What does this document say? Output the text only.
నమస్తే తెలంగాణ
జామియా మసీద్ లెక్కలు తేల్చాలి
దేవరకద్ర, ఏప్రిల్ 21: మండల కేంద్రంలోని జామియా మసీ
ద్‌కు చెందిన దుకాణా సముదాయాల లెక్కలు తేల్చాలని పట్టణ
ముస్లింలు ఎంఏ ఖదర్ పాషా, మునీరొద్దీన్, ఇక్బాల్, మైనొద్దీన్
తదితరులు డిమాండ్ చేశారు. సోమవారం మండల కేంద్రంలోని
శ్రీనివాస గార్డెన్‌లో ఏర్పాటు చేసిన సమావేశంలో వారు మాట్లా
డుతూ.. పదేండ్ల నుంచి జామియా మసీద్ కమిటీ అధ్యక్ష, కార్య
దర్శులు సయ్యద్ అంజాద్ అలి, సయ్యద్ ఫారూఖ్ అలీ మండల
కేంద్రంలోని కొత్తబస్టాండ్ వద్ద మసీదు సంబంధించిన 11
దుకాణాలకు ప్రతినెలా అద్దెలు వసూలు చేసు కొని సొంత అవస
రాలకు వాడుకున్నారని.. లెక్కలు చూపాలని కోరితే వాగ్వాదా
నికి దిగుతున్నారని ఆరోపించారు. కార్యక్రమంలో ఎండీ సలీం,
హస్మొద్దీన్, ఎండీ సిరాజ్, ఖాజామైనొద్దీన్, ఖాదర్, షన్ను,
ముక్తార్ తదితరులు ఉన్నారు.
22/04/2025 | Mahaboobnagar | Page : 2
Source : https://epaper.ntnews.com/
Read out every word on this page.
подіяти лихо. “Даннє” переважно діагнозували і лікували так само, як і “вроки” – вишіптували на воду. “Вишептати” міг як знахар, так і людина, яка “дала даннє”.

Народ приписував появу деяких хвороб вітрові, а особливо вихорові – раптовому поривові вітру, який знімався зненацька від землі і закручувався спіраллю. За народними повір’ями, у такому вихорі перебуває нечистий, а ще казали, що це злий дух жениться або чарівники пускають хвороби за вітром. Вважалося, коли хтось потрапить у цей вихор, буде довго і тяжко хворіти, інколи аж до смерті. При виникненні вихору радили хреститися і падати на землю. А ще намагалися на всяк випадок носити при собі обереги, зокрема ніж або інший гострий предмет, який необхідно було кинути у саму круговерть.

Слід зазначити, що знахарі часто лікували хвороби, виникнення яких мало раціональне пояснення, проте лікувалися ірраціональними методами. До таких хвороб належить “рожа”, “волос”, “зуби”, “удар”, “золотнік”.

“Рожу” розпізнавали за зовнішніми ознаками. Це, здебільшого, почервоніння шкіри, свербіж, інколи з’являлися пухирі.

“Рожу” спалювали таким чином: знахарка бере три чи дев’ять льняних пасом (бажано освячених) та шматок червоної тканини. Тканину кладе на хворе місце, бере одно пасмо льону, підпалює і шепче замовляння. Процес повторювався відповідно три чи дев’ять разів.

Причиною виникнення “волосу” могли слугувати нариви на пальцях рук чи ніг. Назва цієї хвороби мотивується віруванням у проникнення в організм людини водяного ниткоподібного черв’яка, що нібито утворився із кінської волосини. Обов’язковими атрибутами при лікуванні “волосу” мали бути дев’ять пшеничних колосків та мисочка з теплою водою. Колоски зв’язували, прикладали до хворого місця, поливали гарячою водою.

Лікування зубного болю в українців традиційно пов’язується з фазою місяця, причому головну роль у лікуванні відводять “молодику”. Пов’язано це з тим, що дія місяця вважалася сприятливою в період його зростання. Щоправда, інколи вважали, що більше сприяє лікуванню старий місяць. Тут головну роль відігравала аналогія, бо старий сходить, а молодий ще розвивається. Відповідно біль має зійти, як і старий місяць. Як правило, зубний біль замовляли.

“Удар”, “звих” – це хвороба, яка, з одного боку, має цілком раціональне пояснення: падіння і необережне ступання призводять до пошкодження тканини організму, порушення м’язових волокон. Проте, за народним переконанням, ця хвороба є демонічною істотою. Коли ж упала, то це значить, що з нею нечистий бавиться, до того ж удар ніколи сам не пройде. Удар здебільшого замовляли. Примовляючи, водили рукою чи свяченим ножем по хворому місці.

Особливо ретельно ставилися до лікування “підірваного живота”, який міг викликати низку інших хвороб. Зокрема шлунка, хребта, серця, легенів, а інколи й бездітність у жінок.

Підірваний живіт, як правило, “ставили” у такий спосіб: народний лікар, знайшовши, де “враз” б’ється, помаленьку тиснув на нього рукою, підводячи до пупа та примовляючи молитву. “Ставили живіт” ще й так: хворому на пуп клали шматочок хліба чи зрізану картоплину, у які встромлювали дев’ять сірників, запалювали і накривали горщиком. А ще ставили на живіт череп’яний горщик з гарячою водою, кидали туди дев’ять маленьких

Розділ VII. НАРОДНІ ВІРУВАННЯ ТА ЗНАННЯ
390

Brief: In the entries above, identify every line with the word "виникнення". Copy those lines.

Output for this task:
Слід зазначити, що знахарі часто лікували хвороби, виникнення яких мало раціональне пояснення, проте лікувалися ірраціональними методами. До таких хвороб належить “рожа”, “волос”, “зуби”, “удар”, “золотнік”.
Причиною виникнення “волосу” могли слугувати нариви на пальцях рук чи ніг. Назва цієї хвороби мотивується віруванням у проникнення в організм людини водяного ниткоподібного черв’яка, що нібито утворився із кінської волосини. Обов’язковими атрибутами при лікуванні “волосу” мали бути дев’ять пшеничних колосків та мисочка з теплою водою. Колоски зв’язували, прикладали до хворого місця, поливали гарячою водою.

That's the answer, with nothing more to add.